▶ _What the task asks_
Using the records below, locate all lines containing "sempre" and return them.

Dataset entries:
★ ★ ★ ★

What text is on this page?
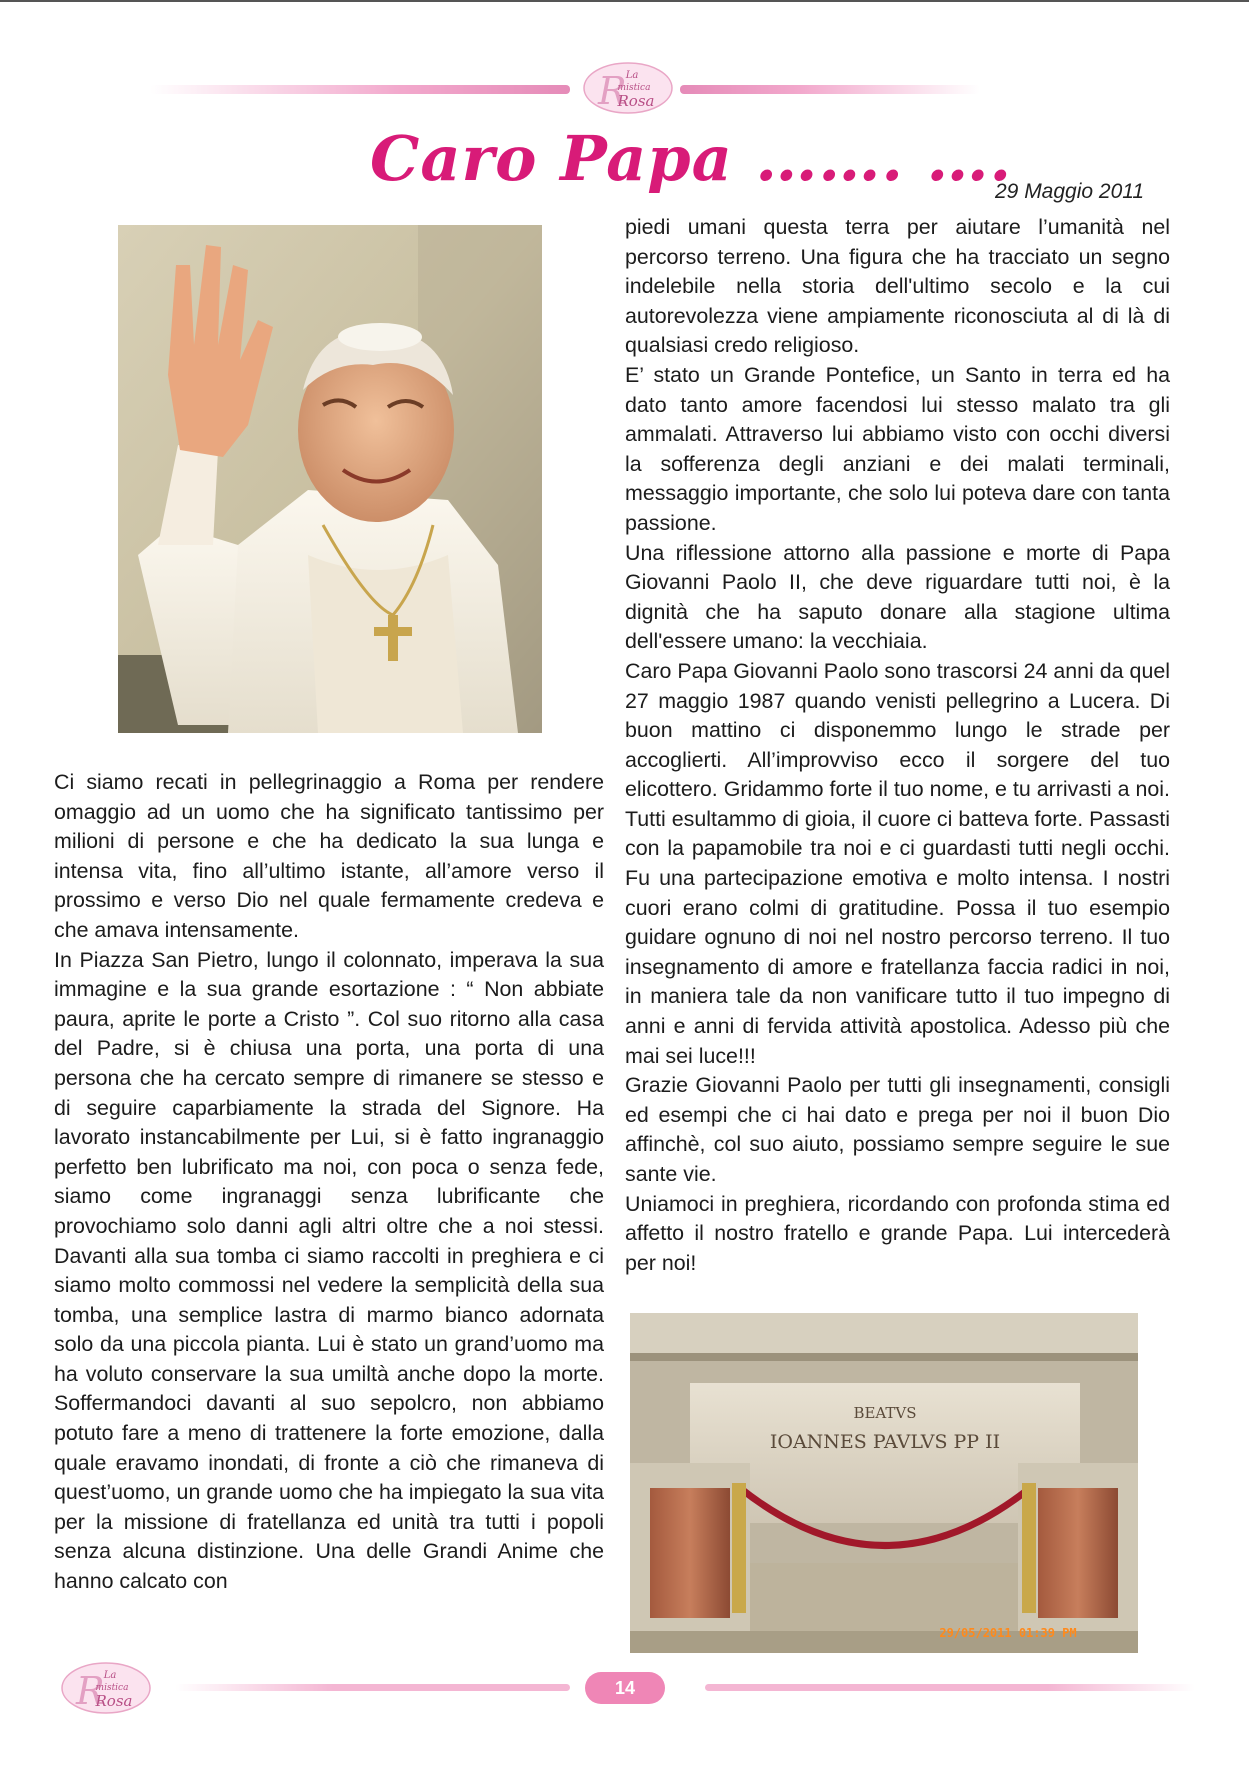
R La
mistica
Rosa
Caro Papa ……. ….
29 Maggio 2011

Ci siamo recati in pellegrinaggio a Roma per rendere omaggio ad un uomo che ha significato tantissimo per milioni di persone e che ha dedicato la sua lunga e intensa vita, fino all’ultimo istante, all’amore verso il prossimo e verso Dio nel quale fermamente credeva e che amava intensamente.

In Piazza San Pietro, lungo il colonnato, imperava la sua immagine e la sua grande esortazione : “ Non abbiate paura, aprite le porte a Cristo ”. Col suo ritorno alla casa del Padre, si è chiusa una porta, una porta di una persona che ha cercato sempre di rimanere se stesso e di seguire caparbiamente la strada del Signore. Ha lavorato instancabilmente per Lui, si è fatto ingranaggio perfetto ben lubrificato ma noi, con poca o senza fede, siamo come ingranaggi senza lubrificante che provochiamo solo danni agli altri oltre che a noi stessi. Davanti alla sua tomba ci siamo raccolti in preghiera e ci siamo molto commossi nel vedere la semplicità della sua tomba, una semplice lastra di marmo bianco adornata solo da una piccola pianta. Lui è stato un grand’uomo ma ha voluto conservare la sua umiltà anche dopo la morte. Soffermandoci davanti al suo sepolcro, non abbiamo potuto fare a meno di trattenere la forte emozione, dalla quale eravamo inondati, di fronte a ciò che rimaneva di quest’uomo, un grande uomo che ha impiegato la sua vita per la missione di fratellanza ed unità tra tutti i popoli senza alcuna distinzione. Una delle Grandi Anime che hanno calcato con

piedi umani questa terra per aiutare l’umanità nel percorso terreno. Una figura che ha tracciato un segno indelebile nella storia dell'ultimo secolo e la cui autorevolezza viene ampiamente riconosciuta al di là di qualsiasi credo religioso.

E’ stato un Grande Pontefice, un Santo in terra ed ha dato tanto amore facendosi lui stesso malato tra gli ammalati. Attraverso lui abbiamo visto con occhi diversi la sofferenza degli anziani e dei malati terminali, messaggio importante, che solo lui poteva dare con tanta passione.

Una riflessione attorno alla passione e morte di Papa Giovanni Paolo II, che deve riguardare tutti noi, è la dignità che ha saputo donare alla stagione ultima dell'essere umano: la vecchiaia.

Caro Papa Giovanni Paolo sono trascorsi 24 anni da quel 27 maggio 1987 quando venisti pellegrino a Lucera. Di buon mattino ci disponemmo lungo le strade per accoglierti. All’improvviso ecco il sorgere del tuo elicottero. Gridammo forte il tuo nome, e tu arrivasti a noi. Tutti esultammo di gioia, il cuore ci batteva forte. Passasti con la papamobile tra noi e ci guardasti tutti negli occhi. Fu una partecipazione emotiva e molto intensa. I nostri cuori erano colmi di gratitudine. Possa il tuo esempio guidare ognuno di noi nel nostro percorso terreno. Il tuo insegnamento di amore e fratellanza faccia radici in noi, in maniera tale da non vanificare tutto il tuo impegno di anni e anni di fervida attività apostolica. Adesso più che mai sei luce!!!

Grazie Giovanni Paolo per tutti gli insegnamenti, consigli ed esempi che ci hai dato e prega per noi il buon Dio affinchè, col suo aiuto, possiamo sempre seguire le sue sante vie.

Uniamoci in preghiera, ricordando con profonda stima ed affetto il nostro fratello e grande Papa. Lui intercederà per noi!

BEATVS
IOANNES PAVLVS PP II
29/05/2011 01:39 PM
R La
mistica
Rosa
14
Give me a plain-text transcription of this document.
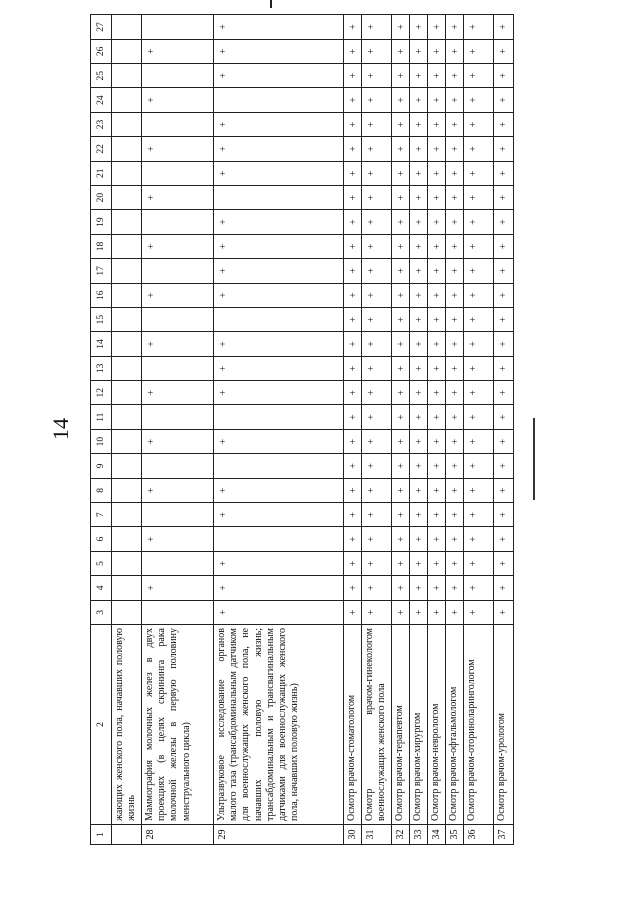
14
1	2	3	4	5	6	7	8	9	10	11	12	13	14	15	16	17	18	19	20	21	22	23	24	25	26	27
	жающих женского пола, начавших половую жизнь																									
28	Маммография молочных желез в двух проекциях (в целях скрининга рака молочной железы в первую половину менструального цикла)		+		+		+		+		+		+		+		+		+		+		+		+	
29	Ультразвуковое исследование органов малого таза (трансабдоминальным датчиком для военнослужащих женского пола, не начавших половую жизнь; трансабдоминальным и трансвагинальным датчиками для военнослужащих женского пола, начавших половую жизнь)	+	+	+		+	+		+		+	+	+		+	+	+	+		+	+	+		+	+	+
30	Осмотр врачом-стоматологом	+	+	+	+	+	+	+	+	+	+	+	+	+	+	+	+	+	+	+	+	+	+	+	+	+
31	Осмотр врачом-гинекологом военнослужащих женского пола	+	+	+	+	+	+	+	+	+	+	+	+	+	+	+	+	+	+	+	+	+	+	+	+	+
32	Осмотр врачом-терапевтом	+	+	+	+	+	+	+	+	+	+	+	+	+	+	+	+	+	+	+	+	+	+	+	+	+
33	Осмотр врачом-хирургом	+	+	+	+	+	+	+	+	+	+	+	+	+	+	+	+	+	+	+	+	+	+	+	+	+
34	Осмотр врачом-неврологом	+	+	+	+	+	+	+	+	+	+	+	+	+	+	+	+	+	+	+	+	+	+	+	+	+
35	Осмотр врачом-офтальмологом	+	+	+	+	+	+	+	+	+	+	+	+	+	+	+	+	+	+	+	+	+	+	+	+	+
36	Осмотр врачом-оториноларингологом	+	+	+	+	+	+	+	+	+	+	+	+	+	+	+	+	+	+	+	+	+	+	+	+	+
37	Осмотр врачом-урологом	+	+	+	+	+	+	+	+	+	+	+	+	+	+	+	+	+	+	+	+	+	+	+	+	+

★ ★ ★ ★

▶ _Solution to this task_
In Piazza San Pietro, lungo il colonnato, imperava la sua immagine e la sua grande esortazione : “ Non abbiate paura, aprite le porte a Cristo ”. Col suo ritorno alla casa del Padre, si è chiusa una porta, una porta di una persona che ha cercato sempre di rimanere se stesso e di seguire caparbiamente la strada del Signore. Ha lavorato instancabilmente per Lui, si è fatto ingranaggio perfetto ben lubrificato ma noi, con poca o senza fede, siamo come ingranaggi senza lubrificante che provochiamo solo danni agli altri oltre che a noi stessi. Davanti alla sua tomba ci siamo raccolti in preghiera e ci siamo molto commossi nel vedere la semplicità della sua tomba, una semplice lastra di marmo bianco adornata solo da una piccola pianta. Lui è stato un grand’uomo ma ha voluto conservare la sua umiltà anche dopo la morte. Soffermandoci davanti al suo sepolcro, non abbiamo potuto fare a meno di trattenere la forte emozione, dalla quale eravamo inondati, di fronte a ciò che rimaneva di quest’uomo, un grande uomo che ha impiegato la sua vita per la missione di fratellanza ed unità tra tutti i popoli senza alcuna distinzione. Una delle Grandi Anime che hanno calcato con
Grazie Giovanni Paolo per tutti gli insegnamenti, consigli ed esempi che ci hai dato e prega per noi il buon Dio affinchè, col suo aiuto, possiamo sempre seguire le sue sante vie.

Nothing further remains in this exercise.